• **DESCRIPTION OF THE TASK**:
Everything in the listing below from the line containing "Give me the" through the line containing "What's the underlying" should be repeated exactly; leave out every other line.

(Extracts from a graphics dataset)
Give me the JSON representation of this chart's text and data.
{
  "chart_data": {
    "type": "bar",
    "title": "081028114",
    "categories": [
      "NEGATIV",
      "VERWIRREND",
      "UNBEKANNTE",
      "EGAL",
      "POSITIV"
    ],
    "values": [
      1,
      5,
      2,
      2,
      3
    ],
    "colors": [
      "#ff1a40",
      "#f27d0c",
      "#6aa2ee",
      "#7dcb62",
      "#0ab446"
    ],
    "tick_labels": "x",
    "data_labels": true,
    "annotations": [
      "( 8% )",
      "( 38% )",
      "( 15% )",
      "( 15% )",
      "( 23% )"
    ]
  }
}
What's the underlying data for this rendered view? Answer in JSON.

---

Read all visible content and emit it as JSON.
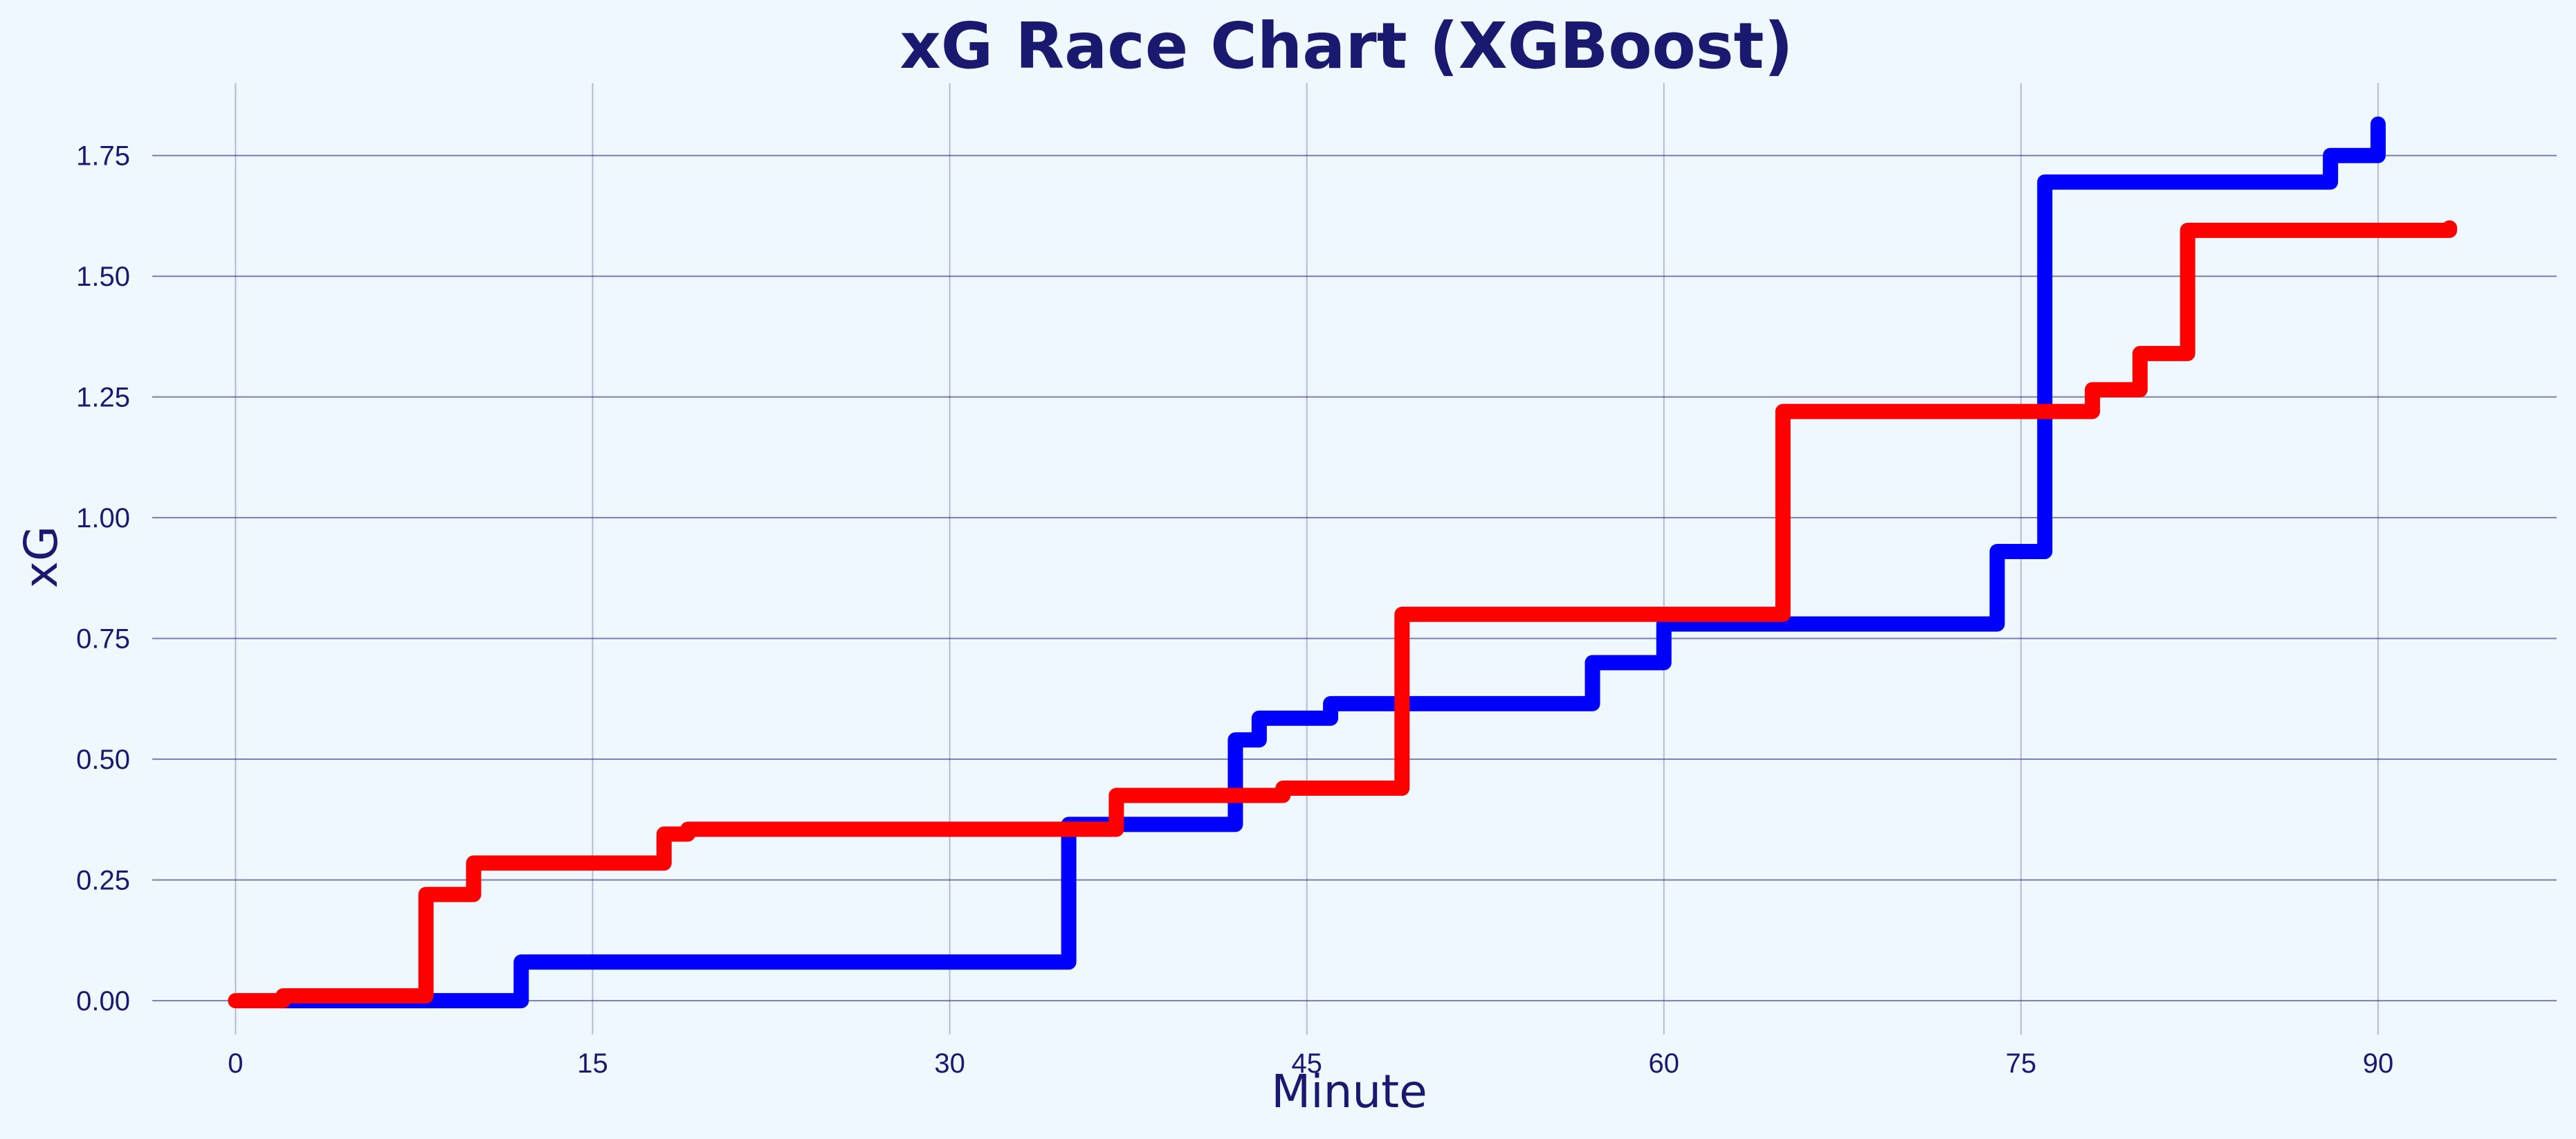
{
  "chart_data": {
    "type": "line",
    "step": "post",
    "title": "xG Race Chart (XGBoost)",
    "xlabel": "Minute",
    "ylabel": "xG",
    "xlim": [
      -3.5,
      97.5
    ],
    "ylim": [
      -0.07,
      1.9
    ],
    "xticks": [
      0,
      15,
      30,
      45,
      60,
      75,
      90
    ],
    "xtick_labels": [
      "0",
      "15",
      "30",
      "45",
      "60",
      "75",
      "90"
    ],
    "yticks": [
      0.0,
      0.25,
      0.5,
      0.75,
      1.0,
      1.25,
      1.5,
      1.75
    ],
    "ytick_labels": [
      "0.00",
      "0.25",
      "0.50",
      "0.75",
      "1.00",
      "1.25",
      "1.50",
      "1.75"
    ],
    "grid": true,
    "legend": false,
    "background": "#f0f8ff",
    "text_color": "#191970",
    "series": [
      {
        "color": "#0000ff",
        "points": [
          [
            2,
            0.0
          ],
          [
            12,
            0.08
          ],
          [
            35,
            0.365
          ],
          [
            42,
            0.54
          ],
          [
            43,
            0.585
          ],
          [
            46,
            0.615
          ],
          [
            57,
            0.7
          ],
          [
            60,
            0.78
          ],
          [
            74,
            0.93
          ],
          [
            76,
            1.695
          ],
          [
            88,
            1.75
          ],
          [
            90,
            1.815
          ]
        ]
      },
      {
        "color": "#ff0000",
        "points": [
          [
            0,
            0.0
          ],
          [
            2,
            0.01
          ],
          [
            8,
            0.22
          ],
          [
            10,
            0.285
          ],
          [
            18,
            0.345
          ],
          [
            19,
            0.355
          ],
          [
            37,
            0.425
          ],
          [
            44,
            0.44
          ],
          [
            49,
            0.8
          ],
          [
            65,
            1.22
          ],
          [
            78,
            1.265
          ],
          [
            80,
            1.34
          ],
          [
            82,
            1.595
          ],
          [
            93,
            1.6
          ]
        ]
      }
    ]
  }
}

==

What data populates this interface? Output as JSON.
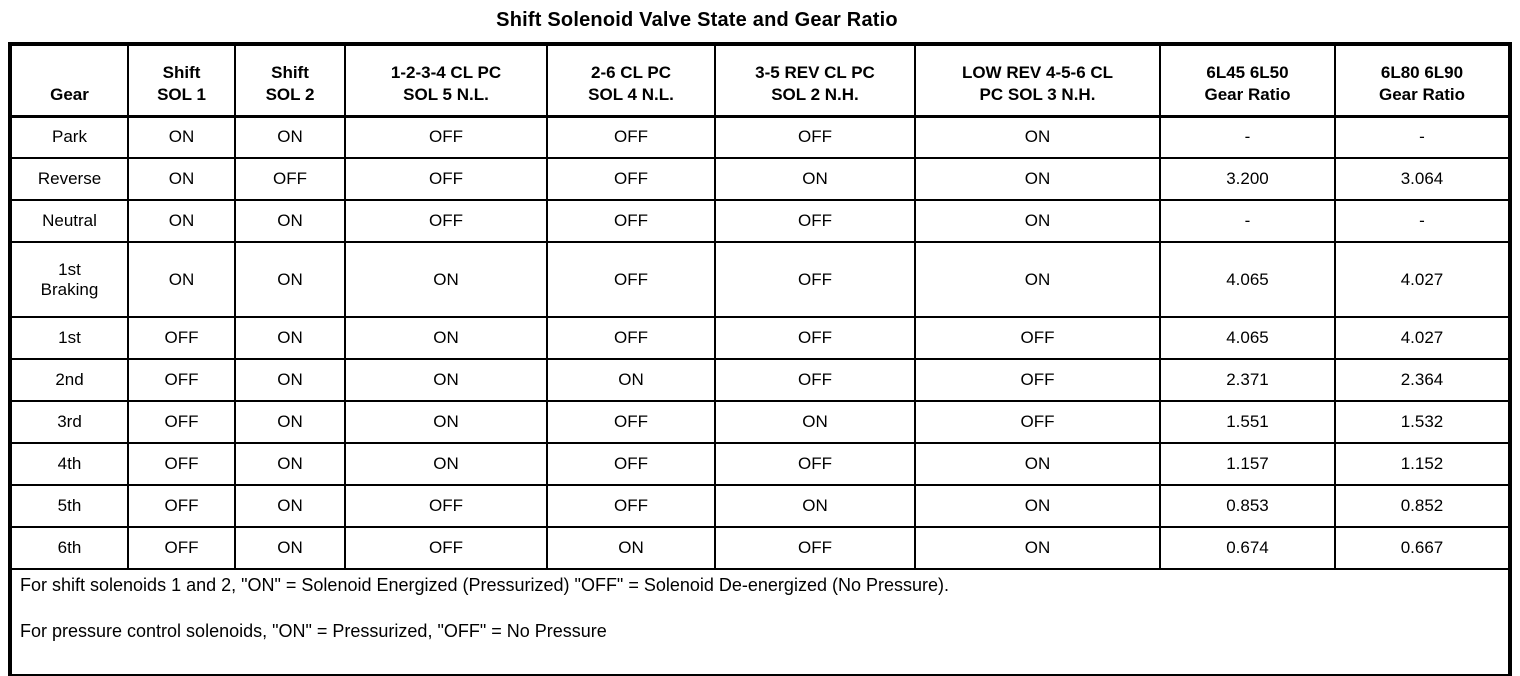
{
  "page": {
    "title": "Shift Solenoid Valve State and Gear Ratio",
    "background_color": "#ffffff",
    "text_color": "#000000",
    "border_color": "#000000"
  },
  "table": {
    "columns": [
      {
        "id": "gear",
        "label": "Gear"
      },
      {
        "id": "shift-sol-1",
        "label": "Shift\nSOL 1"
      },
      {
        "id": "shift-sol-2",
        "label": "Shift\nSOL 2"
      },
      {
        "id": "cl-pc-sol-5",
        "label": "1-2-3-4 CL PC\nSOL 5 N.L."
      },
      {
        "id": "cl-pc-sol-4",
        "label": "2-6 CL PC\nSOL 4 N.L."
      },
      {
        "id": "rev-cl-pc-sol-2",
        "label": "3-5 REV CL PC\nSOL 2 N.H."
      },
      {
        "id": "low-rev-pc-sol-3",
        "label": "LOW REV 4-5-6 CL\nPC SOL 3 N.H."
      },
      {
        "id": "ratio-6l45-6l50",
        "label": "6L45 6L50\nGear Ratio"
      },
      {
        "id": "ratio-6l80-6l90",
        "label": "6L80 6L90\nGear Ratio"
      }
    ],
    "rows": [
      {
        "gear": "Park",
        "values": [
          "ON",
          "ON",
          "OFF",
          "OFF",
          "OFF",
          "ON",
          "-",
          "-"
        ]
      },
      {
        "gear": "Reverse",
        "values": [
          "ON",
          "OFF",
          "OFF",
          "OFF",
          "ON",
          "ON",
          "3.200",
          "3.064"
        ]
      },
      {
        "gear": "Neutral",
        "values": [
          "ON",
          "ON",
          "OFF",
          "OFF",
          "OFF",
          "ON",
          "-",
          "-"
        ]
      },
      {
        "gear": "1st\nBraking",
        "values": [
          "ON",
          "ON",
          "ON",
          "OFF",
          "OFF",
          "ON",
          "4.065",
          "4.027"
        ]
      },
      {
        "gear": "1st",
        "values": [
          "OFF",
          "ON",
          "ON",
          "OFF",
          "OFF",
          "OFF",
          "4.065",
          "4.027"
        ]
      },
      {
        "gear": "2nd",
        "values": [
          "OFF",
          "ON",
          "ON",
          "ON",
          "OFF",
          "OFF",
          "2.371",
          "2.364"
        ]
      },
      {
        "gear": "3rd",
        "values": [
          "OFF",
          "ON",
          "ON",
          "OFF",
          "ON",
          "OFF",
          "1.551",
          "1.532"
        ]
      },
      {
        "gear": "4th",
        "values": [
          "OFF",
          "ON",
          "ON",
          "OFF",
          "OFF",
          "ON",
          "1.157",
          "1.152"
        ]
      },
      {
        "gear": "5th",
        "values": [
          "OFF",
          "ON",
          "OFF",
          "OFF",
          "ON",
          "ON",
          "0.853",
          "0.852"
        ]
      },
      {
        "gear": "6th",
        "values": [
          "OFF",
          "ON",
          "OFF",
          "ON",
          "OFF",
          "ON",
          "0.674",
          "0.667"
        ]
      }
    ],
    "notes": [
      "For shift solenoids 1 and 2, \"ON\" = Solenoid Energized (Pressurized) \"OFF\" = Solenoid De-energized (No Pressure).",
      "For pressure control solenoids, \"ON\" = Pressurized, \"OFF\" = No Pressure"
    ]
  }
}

• **EXERCISE RESULT**:
Give me the JSON representation of this chart's text and data.
{
  "chart_data": {
    "type": "bar",
    "title": "081028114",
    "categories": [
      "NEGATIV",
      "VERWIRREND",
      "UNBEKANNTE",
      "EGAL",
      "POSITIV"
    ],
    "values": [
      1,
      5,
      2,
      2,
      3
    ],
    "colors": [
      "#ff1a40",
      "#f27d0c",
      "#6aa2ee",
      "#7dcb62",
      "#0ab446"
    ],
    "tick_labels": "x",
    "data_labels": true,
    "annotations": [
      "( 8% )",
      "( 38% )",
      "( 15% )",
      "( 15% )",
      "( 23% )"
    ]
  }
}
What's the underlying data for this rendered view? Answer in JSON.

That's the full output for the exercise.